* [PROBLEM]
Excluding images, repeat the data exactly as given.

* [THE INPUT]
*** Block opens ***

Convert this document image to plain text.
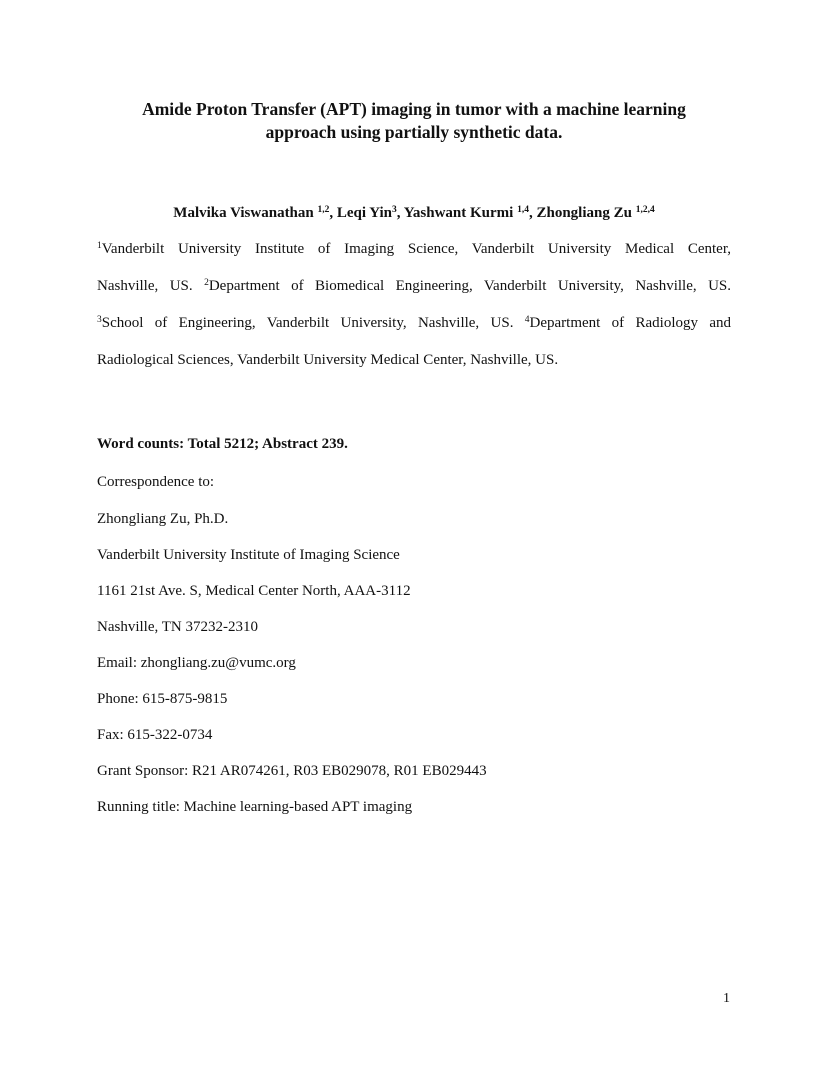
Amide Proton Transfer (APT) imaging in tumor with a machine learning
approach using partially synthetic data.
Malvika Viswanathan $^{1,2}$, Leqi Yin$^3$, Yashwant Kurmi $^{1,4}$, Zhongliang Zu $^{1,2,4}$
$^1$Vanderbilt University Institute of Imaging Science, Vanderbilt University Medical Center,
Nashville, US. $^2$Department of Biomedical Engineering, Vanderbilt University, Nashville, US.
$^3$School of Engineering, Vanderbilt University, Nashville, US. $^4$Department of Radiology and
Radiological Sciences, Vanderbilt University Medical Center, Nashville, US.
Word counts: Total 5212; Abstract 239.
Correspondence to:
Zhongliang Zu, Ph.D.
Vanderbilt University Institute of Imaging Science
1161 21st Ave. S, Medical Center North, AAA-3112
Nashville, TN 37232-2310
Email: zhongliang.zu@vumc.org
Phone: 615-875-9815
Fax: 615-322-0734
Grant Sponsor: R21 AR074261, R03 EB029078, R01 EB029443
Running title: Machine learning-based APT imaging
1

*** Block closes ***

* [ANSWER BOX]
Convert this document image to plain text.
Amide Proton Transfer (APT) imaging in tumor with a machine learning
approach using partially synthetic data.
Malvika Viswanathan $^{1,2}$, Leqi Yin$^3$, Yashwant Kurmi $^{1,4}$, Zhongliang Zu $^{1,2,4}$
$^1$Vanderbilt University Institute of Imaging Science, Vanderbilt University Medical Center,
Nashville, US. $^2$Department of Biomedical Engineering, Vanderbilt University, Nashville, US.
$^3$School of Engineering, Vanderbilt University, Nashville, US. $^4$Department of Radiology and
Radiological Sciences, Vanderbilt University Medical Center, Nashville, US.
Word counts: Total 5212; Abstract 239.
Correspondence to:
Zhongliang Zu, Ph.D.
Vanderbilt University Institute of Imaging Science
1161 21st Ave. S, Medical Center North, AAA-3112
Nashville, TN 37232-2310
Email: zhongliang.zu@vumc.org
Phone: 615-875-9815
Fax: 615-322-0734
Grant Sponsor: R21 AR074261, R03 EB029078, R01 EB029443
Running title: Machine learning-based APT imaging
1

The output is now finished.